>>>>>

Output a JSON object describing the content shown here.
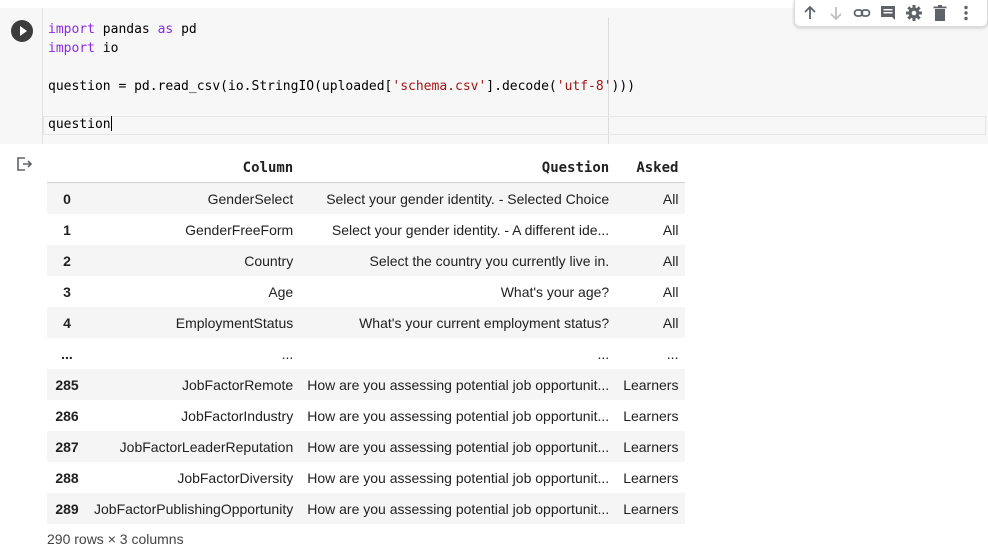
{
  "code_cell": {
    "lines": [
      [
        {
          "t": "import",
          "c": "kw"
        },
        {
          "t": " pandas ",
          "c": ""
        },
        {
          "t": "as",
          "c": "kw"
        },
        {
          "t": " pd",
          "c": ""
        }
      ],
      [
        {
          "t": "import",
          "c": "kw"
        },
        {
          "t": " io",
          "c": ""
        }
      ],
      [],
      [
        {
          "t": "question = pd.read_csv(io.StringIO(uploaded[",
          "c": ""
        },
        {
          "t": "'schema.csv'",
          "c": "str"
        },
        {
          "t": "].decode(",
          "c": ""
        },
        {
          "t": "'utf-8'",
          "c": "str"
        },
        {
          "t": ")))",
          "c": ""
        }
      ],
      [],
      [
        {
          "t": "question",
          "c": ""
        }
      ]
    ]
  },
  "toolbar": {
    "icons": [
      "arrow-up-icon",
      "arrow-down-icon",
      "link-icon",
      "comment-icon",
      "gear-icon",
      "trash-icon",
      "more-vert-icon"
    ]
  },
  "dataframe": {
    "columns": [
      "",
      "Column",
      "Question",
      "Asked"
    ],
    "rows": [
      [
        "0",
        "GenderSelect",
        "Select your gender identity. - Selected Choice",
        "All"
      ],
      [
        "1",
        "GenderFreeForm",
        "Select your gender identity. - A different ide...",
        "All"
      ],
      [
        "2",
        "Country",
        "Select the country you currently live in.",
        "All"
      ],
      [
        "3",
        "Age",
        "What's your age?",
        "All"
      ],
      [
        "4",
        "EmploymentStatus",
        "What's your current employment status?",
        "All"
      ],
      [
        "...",
        "...",
        "...",
        "..."
      ],
      [
        "285",
        "JobFactorRemote",
        "How are you assessing potential job opportunit...",
        "Learners"
      ],
      [
        "286",
        "JobFactorIndustry",
        "How are you assessing potential job opportunit...",
        "Learners"
      ],
      [
        "287",
        "JobFactorLeaderReputation",
        "How are you assessing potential job opportunit...",
        "Learners"
      ],
      [
        "288",
        "JobFactorDiversity",
        "How are you assessing potential job opportunit...",
        "Learners"
      ],
      [
        "289",
        "JobFactorPublishingOpportunity",
        "How are you assessing potential job opportunit...",
        "Learners"
      ]
    ],
    "shape_text": "290 rows × 3 columns"
  }
}
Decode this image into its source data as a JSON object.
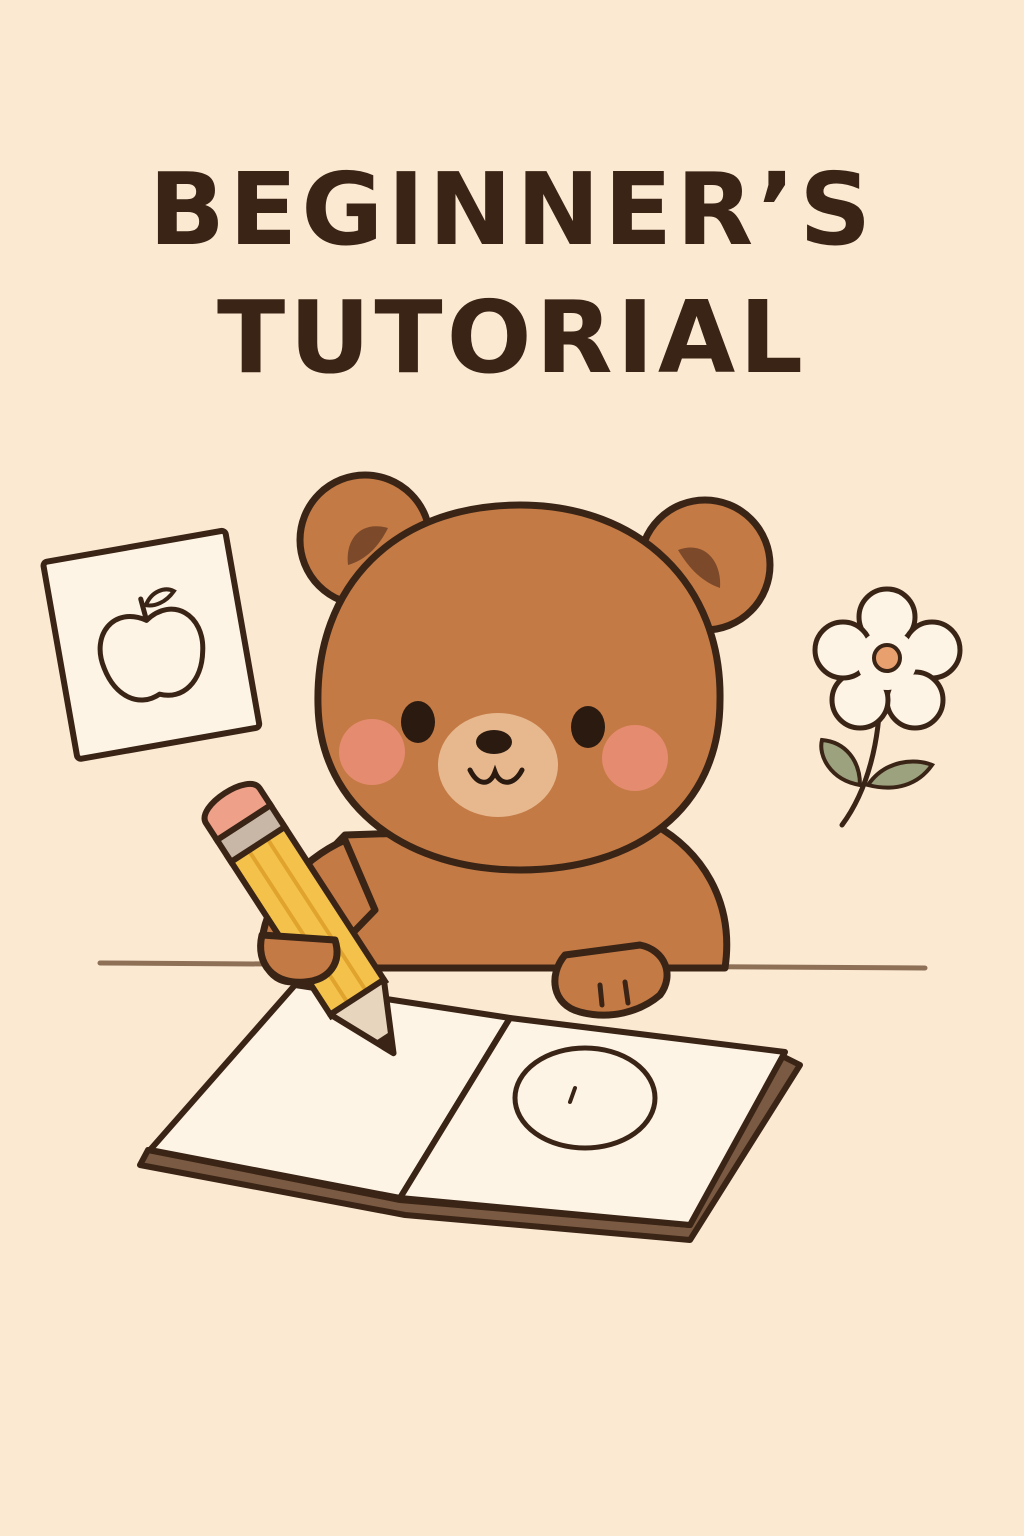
{
  "cover": {
    "title_line_1": "BEGINNER’S",
    "title_line_2": "TUTORIAL"
  },
  "colors": {
    "background": "#FCE9D2",
    "outline": "#3A2416",
    "bear_fur": "#C47A45",
    "bear_ear_inner": "#7C4A2A",
    "muzzle": "#E7B88E",
    "cheek": "#E98D73",
    "pencil_body": "#F4C24A",
    "pencil_eraser": "#EFA089",
    "paper": "#FDF4E6",
    "leaf": "#9CA17E",
    "flower_center": "#E9A06F"
  },
  "icons": {
    "apple_card": "apple-card-icon",
    "flower": "flower-icon",
    "pencil": "pencil-icon",
    "sketchbook": "sketchbook-icon",
    "bear": "bear-mascot"
  }
}
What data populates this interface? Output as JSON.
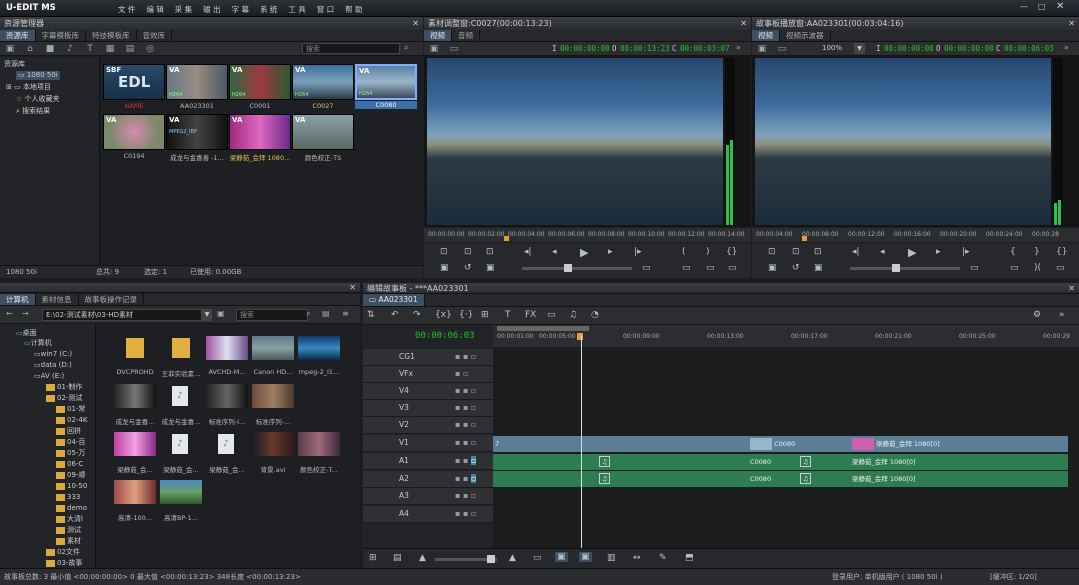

<<<<<

◆ PROBLEM REQUIREMENTS: Copy out the records above in full, exactly as written, but not the pictures.

◆ ANSWER TO THIS EXERCISE:
Output a JSON object describing the content shown here.
{
  "code_cell": {
    "lines": [
      [
        {
          "t": "import",
          "c": "kw"
        },
        {
          "t": " pandas ",
          "c": ""
        },
        {
          "t": "as",
          "c": "kw"
        },
        {
          "t": " pd",
          "c": ""
        }
      ],
      [
        {
          "t": "import",
          "c": "kw"
        },
        {
          "t": " io",
          "c": ""
        }
      ],
      [],
      [
        {
          "t": "question = pd.read_csv(io.StringIO(uploaded[",
          "c": ""
        },
        {
          "t": "'schema.csv'",
          "c": "str"
        },
        {
          "t": "].decode(",
          "c": ""
        },
        {
          "t": "'utf-8'",
          "c": "str"
        },
        {
          "t": ")))",
          "c": ""
        }
      ],
      [],
      [
        {
          "t": "question",
          "c": ""
        }
      ]
    ]
  },
  "toolbar": {
    "icons": [
      "arrow-up-icon",
      "arrow-down-icon",
      "link-icon",
      "comment-icon",
      "gear-icon",
      "trash-icon",
      "more-vert-icon"
    ]
  },
  "dataframe": {
    "columns": [
      "",
      "Column",
      "Question",
      "Asked"
    ],
    "rows": [
      [
        "0",
        "GenderSelect",
        "Select your gender identity. - Selected Choice",
        "All"
      ],
      [
        "1",
        "GenderFreeForm",
        "Select your gender identity. - A different ide...",
        "All"
      ],
      [
        "2",
        "Country",
        "Select the country you currently live in.",
        "All"
      ],
      [
        "3",
        "Age",
        "What's your age?",
        "All"
      ],
      [
        "4",
        "EmploymentStatus",
        "What's your current employment status?",
        "All"
      ],
      [
        "...",
        "...",
        "...",
        "..."
      ],
      [
        "285",
        "JobFactorRemote",
        "How are you assessing potential job opportunit...",
        "Learners"
      ],
      [
        "286",
        "JobFactorIndustry",
        "How are you assessing potential job opportunit...",
        "Learners"
      ],
      [
        "287",
        "JobFactorLeaderReputation",
        "How are you assessing potential job opportunit...",
        "Learners"
      ],
      [
        "288",
        "JobFactorDiversity",
        "How are you assessing potential job opportunit...",
        "Learners"
      ],
      [
        "289",
        "JobFactorPublishingOpportunity",
        "How are you assessing potential job opportunit...",
        "Learners"
      ]
    ],
    "shape_text": "290 rows × 3 columns"
  }
}
Decode this image into its source data as a JSON object.
{
  "cover": {
    "title_line_1": "BEGINNER’S",
    "title_line_2": "TUTORIAL"
  },
  "colors": {
    "background": "#FCE9D2",
    "outline": "#3A2416",
    "bear_fur": "#C47A45",
    "bear_ear_inner": "#7C4A2A",
    "muzzle": "#E7B88E",
    "cheek": "#E98D73",
    "pencil_body": "#F4C24A",
    "pencil_eraser": "#EFA089",
    "paper": "#FDF4E6",
    "leaf": "#9CA17E",
    "flower_center": "#E9A06F"
  },
  "icons": {
    "apple_card": "apple-card-icon",
    "flower": "flower-icon",
    "pencil": "pencil-icon",
    "sketchbook": "sketchbook-icon",
    "bear": "bear-mascot"
  }
}
What data populates this interface? Output as JSON.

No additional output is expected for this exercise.